■ **Actions to take**:
(1) Reproduce the passage of the economy commentary between "Meanwhile, talking about" and "even more crucial.", inclusive.
(2) According to the economy commentary, why does merely discussing capital controls risk bringing them about? Answer in one to three sentences.
(3) Pick up the economy commentary after its final sentence and continue it.

--- Start Extract ---

ECONOMY
Capital Controls Coming
John Rubino
Depositors have been emptying their Greek and Spanish bank accounts, and moving funds to safer places like Germany. This is a trend with a limited lifespan. Either capital starts flowing back into peripheral Eurozone countries, or the slow-motion bank run continues until the Greek and Spanish banks are empty, or the trickle becomes a torrent as everyone heads for the exits at once, thus crashing those countries’ banking systems.
In the second and third scenarios, the result will be capital controls ranging from bank closures, to expropriation of bank accounts, to restrictions on the movement of wealth across borders. Planning for such capital controls is under way; a recent Reuters article noted: “European finance officials have discussed limiting the size of withdrawals from ATM machines, imposing border checks and introducing euro zone capital controls as a worst-case scenario should Athens decide to leave the euro.”
Greece may be spared immediate capital controls as its new government tries to implement the existing austerity plan (it will fail). In the meantime, Spanish 10-year bond yields hover around 7%. Spain probably can’t become competitive through austerity alone, but unlike Greece it’s too big to bail out. So that’s where the next battle between reality and wishful thinking will be fought.
Meanwhile, talking about capital controls risks making them a self-fulfilling prophecy, since holders of Greek, Spanish and Italian bank accounts who read articles like Reuters’ will now have an even more compelling reason to empty those accounts.
It’s not a big leap from a temporary freeze on ATM access to a permanent daily limit on withdrawals. Or from Argentina converting dollar-based accounts into pesos to the US converting IRAs full of gold mining stocks into portfolios of treasury bonds. For investors, this means it is possible to make exactly the right asset allocation decisions and still lose because of government confiscation. This new layer of complexity makes geographic diversification even more crucial.
The Ignorance is Willful
Greg Hunter
Dr. Michael Burry, a hedge fund manager, made hundreds of millions of dollars betting on the collapse of the housing market, while everyone from the mainstream media to the Fed claimed nobody could have seen the 2008 financial collapse coming. The ignorance, says Dr. Burry, is willful.

--- End Extract ---
--- Start Extracted records ---

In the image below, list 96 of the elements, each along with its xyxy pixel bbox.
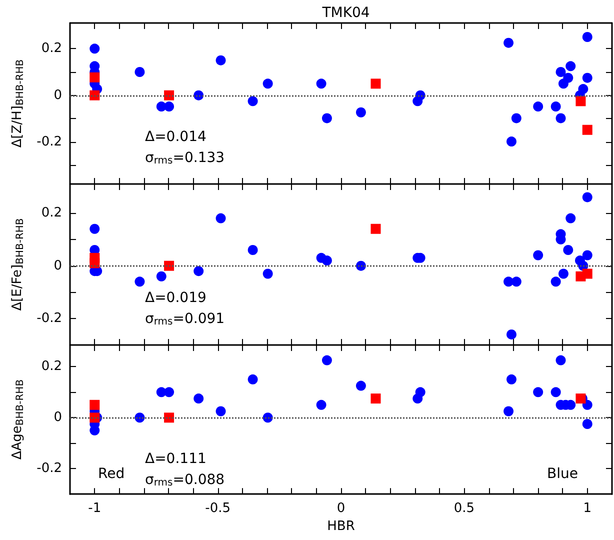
point — [550, 276, 561, 287]
x-tick-label: 0 — [336, 501, 346, 516]
x-tick-label: 0.5 — [454, 501, 475, 516]
point — [356, 380, 366, 391]
point — [248, 96, 258, 106]
point — [556, 355, 566, 366]
x-tick-label: 1 — [583, 501, 592, 516]
point — [558, 268, 568, 279]
y-tick-label: 0 — [54, 410, 62, 426]
point — [370, 78, 381, 89]
point — [90, 412, 100, 423]
point — [194, 394, 204, 404]
point — [511, 276, 522, 287]
point — [556, 113, 566, 124]
point — [90, 400, 100, 410]
point — [582, 192, 592, 202]
x-axis-title: HBR — [327, 519, 355, 534]
point — [550, 387, 561, 398]
point — [90, 44, 100, 54]
point — [90, 72, 100, 82]
point — [164, 90, 174, 100]
point — [322, 256, 332, 266]
point — [550, 102, 561, 112]
point — [582, 400, 592, 410]
point — [322, 113, 332, 124]
point — [216, 55, 226, 66]
point — [576, 96, 586, 106]
point — [533, 387, 544, 398]
point — [533, 102, 544, 112]
y-axis-title: ΔAgeBHB-RHB — [10, 379, 26, 460]
point — [134, 276, 145, 287]
point — [504, 406, 514, 416]
point — [164, 260, 174, 271]
point — [511, 113, 522, 124]
point — [262, 78, 273, 89]
annotation: Δ=0.014 — [145, 129, 206, 145]
point — [370, 224, 381, 234]
point — [506, 136, 516, 147]
point — [316, 400, 326, 410]
point — [248, 374, 258, 384]
x-tick-label: -1 — [88, 501, 102, 516]
point — [582, 124, 592, 135]
point — [164, 412, 174, 423]
point — [194, 266, 204, 276]
point — [90, 90, 100, 100]
point — [578, 84, 588, 94]
point — [533, 250, 544, 260]
point — [316, 78, 326, 89]
point — [356, 260, 366, 271]
point — [582, 32, 592, 42]
chart-title: TMK04 — [321, 5, 370, 21]
point — [164, 102, 174, 112]
point — [90, 258, 100, 268]
y-axis-title: Δ[E/Fe]BHB-RHB — [10, 218, 26, 311]
point — [582, 419, 592, 430]
annotation: Δ=0.111 — [145, 451, 206, 467]
y-tick-label: 0 — [54, 258, 62, 274]
annotation: Red — [98, 466, 125, 482]
point — [504, 38, 514, 48]
point — [563, 244, 574, 255]
y-tick-label: 0 — [54, 88, 62, 103]
x-tick-label: -0.5 — [205, 501, 231, 516]
y-tick-label: 0.2 — [41, 359, 62, 374]
point — [582, 250, 592, 260]
point — [556, 67, 566, 77]
point — [356, 107, 366, 118]
annotation: Δ=0.019 — [145, 290, 206, 306]
point — [566, 213, 576, 224]
point — [563, 72, 574, 83]
point — [582, 72, 592, 83]
point — [506, 374, 516, 384]
point — [262, 268, 273, 279]
y-tick-label: -0.2 — [36, 311, 62, 326]
annotation: σrms=0.091 — [145, 311, 225, 328]
annotation: σrms=0.088 — [145, 472, 225, 488]
point — [164, 387, 174, 398]
y-tick-label: 0.2 — [41, 206, 62, 221]
point — [248, 244, 258, 255]
point — [216, 213, 226, 224]
y-tick-label: -0.2 — [36, 461, 62, 476]
point — [322, 355, 332, 366]
point — [90, 224, 100, 234]
point — [156, 271, 166, 282]
point — [582, 268, 592, 279]
point — [134, 412, 145, 423]
annotation: σrms=0.133 — [145, 150, 225, 166]
point — [506, 329, 516, 340]
y-tick-label: -0.2 — [36, 134, 62, 150]
point — [134, 67, 145, 77]
y-tick-label: 0.2 — [41, 41, 62, 56]
annotation: Blue — [547, 466, 578, 482]
point — [216, 406, 226, 416]
point — [566, 61, 576, 72]
y-axis-title: Δ[Z/H]BHB-RHB — [10, 59, 26, 148]
point — [370, 394, 381, 404]
point — [415, 387, 426, 398]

--- End Extracted records ---

■ **Task answers**:
(1)
Meanwhile, talking about capital controls risks making them a self-fulfilling prophecy, since holders of Greek, Spanish and Italian bank accounts who read articles like Reuters’ will now have an even more compelling reason to empty those accounts.
It’s not a big leap from a temporary freeze on ATM access to a permanent daily limit on withdrawals. Or from Argentina converting dollar-based accounts into pesos to the US converting IRAs full of gold mining stocks into portfolios of treasury bonds. For investors, this means it is possible to make exactly the right asset allocation decisions and still lose because of government confiscation. This new layer of complexity makes geographic diversification even more crucial.

(2) Discussing capital controls risks making them a self-fulfilling prophecy. Holders of Greek, Spanish and Italian bank accounts who read articles such as the Reuters report will have an even more compelling reason to empty those accounts.

(3)
The same can be said about the ongoing banking crisis. Moody’s has downgraded the long-term credit ratings of 15 of the biggest European and North American banks: JPMorgan, BNP Paribas, RBC, RBS and UBS. Previously, dozens of Italian and Spanish banks, along with Japan’s Numara and Australia’s Macquarie, were downgraded.
The media has largely ignored this enormously negative bank news, the same way it ignores the way banks value underwater assets. Instead of mark to market accounting, where assets are valued at what they will sell for today, we have ‘mark to fantasy’ accounting: assets are valued at what you hope to get for them in the future. This is an insolvency problem so big that the rules had to be changed to make people think some banks are still solvent.
The same accounting rule changes have taken place in Europe. It is not only the countries going broke, but the banks that hold sour debt that are insolvent. Things there are a bit more desperate; last week, Italy’s Prime Minister Mario Monti warned of the apocalyptic consequences of failure at the next summit of EU leaders, outlining a potential death spiral that could threaten the political and economic future of Europe. Monti’s main concern is the survival of key European banks and not the well being of the people. This is all about preserving the status quo and the power of the banks.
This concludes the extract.